Information shown:
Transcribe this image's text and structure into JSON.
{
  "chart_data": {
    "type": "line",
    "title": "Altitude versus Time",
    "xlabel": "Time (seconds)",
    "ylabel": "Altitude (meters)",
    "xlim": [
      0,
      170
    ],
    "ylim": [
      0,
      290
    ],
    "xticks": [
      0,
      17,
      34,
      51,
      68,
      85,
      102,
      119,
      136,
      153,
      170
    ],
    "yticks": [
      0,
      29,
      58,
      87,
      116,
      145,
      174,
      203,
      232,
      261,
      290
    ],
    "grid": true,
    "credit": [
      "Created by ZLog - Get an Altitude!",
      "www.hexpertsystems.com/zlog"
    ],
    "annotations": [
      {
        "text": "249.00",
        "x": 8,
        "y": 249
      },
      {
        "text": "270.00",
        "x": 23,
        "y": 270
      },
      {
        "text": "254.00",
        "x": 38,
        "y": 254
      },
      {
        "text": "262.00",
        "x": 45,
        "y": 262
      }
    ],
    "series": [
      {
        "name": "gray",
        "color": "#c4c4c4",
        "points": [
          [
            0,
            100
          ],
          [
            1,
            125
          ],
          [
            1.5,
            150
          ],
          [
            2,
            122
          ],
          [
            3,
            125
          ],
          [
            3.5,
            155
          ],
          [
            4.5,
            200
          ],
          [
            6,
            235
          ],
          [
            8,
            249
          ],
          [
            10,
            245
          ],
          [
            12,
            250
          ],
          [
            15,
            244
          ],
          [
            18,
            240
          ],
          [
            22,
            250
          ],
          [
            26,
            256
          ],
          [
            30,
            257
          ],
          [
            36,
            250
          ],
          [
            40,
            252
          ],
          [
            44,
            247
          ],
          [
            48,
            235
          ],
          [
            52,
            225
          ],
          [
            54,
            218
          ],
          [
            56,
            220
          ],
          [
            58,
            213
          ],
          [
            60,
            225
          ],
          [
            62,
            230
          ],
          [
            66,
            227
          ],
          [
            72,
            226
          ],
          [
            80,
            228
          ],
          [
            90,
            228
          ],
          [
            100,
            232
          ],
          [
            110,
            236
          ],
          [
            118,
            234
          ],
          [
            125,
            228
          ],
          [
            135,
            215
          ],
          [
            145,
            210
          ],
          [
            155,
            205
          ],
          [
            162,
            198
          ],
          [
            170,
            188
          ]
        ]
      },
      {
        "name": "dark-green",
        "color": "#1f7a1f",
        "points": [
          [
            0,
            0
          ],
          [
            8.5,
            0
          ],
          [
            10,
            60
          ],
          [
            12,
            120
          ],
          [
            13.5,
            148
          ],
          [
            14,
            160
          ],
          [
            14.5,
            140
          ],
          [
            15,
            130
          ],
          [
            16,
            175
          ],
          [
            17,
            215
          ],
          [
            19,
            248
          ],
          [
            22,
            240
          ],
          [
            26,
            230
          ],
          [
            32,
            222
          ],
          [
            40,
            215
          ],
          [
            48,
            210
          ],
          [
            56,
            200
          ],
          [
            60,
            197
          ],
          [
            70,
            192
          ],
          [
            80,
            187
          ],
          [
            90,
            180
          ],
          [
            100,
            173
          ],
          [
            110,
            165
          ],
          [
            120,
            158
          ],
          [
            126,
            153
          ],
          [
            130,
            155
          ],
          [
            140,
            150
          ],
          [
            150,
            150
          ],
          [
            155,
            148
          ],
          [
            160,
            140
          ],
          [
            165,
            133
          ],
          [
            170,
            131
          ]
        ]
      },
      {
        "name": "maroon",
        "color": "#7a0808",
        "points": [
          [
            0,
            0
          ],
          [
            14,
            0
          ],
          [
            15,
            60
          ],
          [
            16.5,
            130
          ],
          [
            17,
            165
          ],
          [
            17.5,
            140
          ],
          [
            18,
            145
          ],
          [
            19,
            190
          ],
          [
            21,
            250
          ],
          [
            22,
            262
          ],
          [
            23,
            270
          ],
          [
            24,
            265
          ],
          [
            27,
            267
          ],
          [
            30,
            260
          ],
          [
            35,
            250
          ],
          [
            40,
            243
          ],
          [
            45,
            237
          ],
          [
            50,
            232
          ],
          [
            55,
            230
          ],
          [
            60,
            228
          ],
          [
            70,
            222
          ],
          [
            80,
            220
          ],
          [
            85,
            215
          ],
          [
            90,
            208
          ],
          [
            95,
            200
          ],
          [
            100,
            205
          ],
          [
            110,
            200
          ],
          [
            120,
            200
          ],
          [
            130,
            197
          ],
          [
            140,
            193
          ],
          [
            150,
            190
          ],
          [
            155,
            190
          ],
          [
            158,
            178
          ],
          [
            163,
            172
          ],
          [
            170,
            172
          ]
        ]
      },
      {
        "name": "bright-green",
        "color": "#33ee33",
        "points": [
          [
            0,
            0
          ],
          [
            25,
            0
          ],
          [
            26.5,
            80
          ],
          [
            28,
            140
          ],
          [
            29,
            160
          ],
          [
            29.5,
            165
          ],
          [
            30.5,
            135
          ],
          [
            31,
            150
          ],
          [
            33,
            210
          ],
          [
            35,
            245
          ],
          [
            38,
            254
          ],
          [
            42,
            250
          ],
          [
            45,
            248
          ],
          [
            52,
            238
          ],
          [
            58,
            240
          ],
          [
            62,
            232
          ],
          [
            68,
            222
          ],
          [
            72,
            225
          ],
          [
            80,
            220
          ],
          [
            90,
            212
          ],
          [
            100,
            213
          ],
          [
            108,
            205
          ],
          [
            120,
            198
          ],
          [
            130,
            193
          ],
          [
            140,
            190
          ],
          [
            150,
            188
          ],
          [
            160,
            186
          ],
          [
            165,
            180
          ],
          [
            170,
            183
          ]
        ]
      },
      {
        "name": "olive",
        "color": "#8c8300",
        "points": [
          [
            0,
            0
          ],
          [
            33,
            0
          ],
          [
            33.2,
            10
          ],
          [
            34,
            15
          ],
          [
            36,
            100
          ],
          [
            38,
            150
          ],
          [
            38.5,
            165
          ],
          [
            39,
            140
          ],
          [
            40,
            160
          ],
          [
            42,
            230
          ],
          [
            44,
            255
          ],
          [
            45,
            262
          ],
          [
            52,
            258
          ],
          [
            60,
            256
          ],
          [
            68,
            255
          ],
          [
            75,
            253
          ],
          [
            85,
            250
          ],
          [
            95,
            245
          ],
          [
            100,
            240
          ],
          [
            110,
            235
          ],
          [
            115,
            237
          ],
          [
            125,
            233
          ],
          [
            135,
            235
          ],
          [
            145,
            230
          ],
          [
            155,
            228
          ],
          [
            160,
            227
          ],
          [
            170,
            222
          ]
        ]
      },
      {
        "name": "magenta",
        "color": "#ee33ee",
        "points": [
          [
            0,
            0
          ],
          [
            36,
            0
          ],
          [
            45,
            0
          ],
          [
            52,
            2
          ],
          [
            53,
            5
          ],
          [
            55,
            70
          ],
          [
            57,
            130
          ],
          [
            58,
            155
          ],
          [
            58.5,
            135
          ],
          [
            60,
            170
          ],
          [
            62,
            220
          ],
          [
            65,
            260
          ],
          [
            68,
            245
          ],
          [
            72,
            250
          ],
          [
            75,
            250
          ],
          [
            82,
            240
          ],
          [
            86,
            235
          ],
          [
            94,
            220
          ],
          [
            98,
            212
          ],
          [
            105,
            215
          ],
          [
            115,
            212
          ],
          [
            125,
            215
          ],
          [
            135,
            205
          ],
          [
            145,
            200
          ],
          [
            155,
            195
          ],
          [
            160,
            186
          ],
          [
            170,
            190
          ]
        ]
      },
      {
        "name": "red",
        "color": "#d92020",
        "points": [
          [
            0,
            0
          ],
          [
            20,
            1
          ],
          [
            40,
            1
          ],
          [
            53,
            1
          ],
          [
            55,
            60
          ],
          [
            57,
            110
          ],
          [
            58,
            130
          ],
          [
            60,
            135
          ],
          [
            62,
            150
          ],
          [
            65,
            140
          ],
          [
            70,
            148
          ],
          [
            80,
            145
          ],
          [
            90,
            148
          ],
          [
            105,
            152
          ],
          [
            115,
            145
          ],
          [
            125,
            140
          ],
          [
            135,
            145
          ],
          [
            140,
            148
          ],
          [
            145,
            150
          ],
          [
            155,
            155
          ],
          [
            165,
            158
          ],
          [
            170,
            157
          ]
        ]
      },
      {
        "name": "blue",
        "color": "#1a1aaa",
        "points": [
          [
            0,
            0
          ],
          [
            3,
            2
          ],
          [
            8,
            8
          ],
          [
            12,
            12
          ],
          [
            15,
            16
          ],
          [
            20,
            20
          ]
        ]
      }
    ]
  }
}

Directions for this task: From the listing above, copy every line that includes the word "color".

Output:
        "color": "#c4c4c4",
        "color": "#1f7a1f",
        "color": "#7a0808",
        "color": "#33ee33",
        "color": "#8c8300",
        "color": "#ee33ee",
        "color": "#d92020",
        "color": "#1a1aaa",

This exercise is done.